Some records
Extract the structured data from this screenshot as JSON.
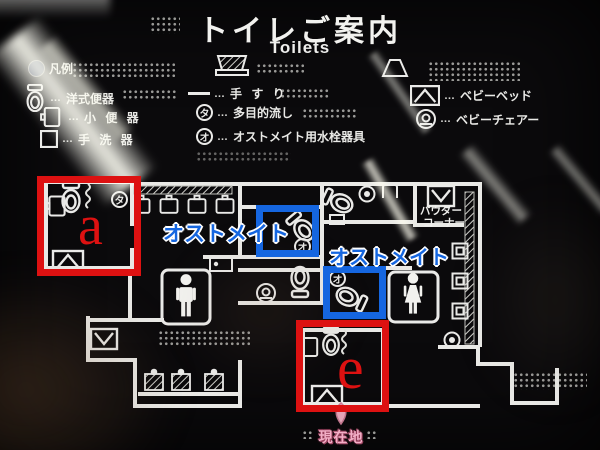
{
  "title": {
    "ja": "トイレご案内",
    "en": "Toilets"
  },
  "legend": {
    "heading": "凡例",
    "leader": "…",
    "items_left": [
      {
        "name": "western-toilet",
        "label": "洋式便器"
      },
      {
        "name": "urinal",
        "label": "小 便 器"
      },
      {
        "name": "hand-wash-basin",
        "label": "手 洗 器"
      }
    ],
    "items_middle": [
      {
        "name": "handrail",
        "label": "手 す り"
      },
      {
        "name": "multipurpose-sink",
        "badge": "タ",
        "label": "多目的流し"
      },
      {
        "name": "ostomate-fixture",
        "badge": "オ",
        "label": "オストメイト用水栓器具"
      }
    ],
    "items_right": [
      {
        "name": "baby-bed",
        "label": "ベビーベッド"
      },
      {
        "name": "baby-chair",
        "label": "ベビーチェアー"
      }
    ]
  },
  "map": {
    "powder_line1": "パウダー",
    "powder_line2": "コーナー",
    "you_are_here": "現在地",
    "badge_ta": "タ",
    "badge_o": "オ"
  },
  "annotations": {
    "letter_a": "a",
    "letter_e": "e",
    "ostomate_1": "オストメイト",
    "ostomate_2": "オストメイト",
    "red_color": "#dd1111",
    "blue_color": "#1566e0",
    "line_color": "#e9e9e6",
    "marker_pink": "#f2aec6"
  }
}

| BRIEF |
Copy all lines from the material that hold "label".

| RESPONSE TO THE EXERCISE |
        "label": "洋式便器"
        "label": "小 便 器"
        "label": "手 洗 器"
        "label": "手 す り"
        "label": "多目的流し"
        "label": "オストメイト用水栓器具"
        "label": "ベビーベッド"
        "label": "ベビーチェアー"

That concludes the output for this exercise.